— begin Extracted material —

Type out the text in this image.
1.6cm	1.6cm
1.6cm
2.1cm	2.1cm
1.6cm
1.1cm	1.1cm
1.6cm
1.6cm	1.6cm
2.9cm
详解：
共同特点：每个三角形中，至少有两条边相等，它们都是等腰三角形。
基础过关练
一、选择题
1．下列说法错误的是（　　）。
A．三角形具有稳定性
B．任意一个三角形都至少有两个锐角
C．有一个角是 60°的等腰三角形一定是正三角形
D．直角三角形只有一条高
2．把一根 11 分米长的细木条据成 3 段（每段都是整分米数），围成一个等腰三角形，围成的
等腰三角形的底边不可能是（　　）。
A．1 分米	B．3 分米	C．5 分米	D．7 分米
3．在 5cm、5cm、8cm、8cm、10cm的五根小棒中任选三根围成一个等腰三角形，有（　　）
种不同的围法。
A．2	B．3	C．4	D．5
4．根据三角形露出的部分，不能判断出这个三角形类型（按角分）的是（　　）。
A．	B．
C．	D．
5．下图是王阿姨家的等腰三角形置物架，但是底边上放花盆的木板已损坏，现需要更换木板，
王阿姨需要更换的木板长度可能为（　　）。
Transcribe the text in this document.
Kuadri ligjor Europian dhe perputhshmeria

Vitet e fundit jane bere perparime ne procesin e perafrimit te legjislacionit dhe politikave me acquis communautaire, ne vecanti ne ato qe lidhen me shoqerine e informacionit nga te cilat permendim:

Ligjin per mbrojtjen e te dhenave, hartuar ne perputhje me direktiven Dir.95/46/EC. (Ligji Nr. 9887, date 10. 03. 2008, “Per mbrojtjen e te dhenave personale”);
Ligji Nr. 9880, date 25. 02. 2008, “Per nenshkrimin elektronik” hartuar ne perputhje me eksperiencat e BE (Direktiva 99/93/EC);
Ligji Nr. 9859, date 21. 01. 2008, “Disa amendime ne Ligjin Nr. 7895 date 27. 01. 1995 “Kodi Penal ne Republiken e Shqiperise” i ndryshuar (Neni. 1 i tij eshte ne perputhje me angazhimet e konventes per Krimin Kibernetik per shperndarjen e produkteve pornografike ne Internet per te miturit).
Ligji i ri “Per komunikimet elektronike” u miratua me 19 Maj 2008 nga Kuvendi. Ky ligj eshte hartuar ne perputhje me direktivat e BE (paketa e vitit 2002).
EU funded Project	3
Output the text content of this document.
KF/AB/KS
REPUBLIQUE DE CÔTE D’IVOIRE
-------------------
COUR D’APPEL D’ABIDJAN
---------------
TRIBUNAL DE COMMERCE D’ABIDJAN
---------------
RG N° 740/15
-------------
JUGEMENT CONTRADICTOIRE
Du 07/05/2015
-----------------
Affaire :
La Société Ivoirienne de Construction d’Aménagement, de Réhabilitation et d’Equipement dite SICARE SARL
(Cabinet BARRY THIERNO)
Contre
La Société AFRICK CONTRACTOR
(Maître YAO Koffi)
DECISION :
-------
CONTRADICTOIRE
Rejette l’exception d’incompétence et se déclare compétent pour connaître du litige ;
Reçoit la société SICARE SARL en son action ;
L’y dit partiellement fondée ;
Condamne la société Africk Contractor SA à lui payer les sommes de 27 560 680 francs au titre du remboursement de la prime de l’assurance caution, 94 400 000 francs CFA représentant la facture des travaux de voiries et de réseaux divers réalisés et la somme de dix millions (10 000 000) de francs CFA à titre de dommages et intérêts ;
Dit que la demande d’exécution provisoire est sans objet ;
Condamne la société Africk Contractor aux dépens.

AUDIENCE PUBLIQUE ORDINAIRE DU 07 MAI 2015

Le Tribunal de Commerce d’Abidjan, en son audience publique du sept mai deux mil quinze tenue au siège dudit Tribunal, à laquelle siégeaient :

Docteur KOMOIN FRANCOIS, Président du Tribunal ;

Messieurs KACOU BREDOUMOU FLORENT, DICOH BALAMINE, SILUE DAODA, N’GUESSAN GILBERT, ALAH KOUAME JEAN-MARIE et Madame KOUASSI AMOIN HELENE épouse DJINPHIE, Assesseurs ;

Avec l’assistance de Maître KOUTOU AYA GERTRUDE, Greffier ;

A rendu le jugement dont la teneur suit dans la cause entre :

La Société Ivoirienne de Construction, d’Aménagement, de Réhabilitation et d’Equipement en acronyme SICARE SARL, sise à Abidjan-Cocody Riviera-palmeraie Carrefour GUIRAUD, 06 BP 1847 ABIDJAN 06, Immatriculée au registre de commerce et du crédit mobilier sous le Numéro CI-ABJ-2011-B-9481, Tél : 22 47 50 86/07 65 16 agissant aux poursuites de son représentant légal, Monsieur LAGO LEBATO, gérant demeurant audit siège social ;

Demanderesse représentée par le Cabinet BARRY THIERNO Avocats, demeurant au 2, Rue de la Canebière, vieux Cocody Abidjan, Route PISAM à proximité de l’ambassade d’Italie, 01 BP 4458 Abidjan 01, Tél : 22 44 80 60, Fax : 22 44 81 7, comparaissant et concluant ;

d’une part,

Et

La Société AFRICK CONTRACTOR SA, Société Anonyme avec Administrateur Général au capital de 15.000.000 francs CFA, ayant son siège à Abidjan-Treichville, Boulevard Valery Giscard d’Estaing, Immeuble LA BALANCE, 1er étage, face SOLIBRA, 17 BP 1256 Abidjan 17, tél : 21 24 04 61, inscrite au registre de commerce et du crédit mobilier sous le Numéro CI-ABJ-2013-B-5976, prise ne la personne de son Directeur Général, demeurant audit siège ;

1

— end Extracted material —

» **Written request**:
Every line containing the string "demeurant" must be listed.

» **Expected answer**:
La Société Ivoirienne de Construction, d’Aménagement, de Réhabilitation et d’Equipement en acronyme SICARE SARL, sise à Abidjan-Cocody Riviera-palmeraie Carrefour GUIRAUD, 06 BP 1847 ABIDJAN 06, Immatriculée au registre de commerce et du crédit mobilier sous le Numéro CI-ABJ-2011-B-9481, Tél : 22 47 50 86/07 65 16 agissant aux poursuites de son représentant légal, Monsieur LAGO LEBATO, gérant demeurant audit siège social ;
Demanderesse représentée par le Cabinet BARRY THIERNO Avocats, demeurant au 2, Rue de la Canebière, vieux Cocody Abidjan, Route PISAM à proximité de l’ambassade d’Italie, 01 BP 4458 Abidjan 01, Tél : 22 44 80 60, Fax : 22 44 81 7, comparaissant et concluant ;
La Société AFRICK CONTRACTOR SA, Société Anonyme avec Administrateur Général au capital de 15.000.000 francs CFA, ayant son siège à Abidjan-Treichville, Boulevard Valery Giscard d’Estaing, Immeuble LA BALANCE, 1er étage, face SOLIBRA, 17 BP 1256 Abidjan 17, tél : 21 24 04 61, inscrite au registre de commerce et du crédit mobilier sous le Numéro CI-ABJ-2013-B-5976, prise ne la personne de son Directeur Général, demeurant audit siège ;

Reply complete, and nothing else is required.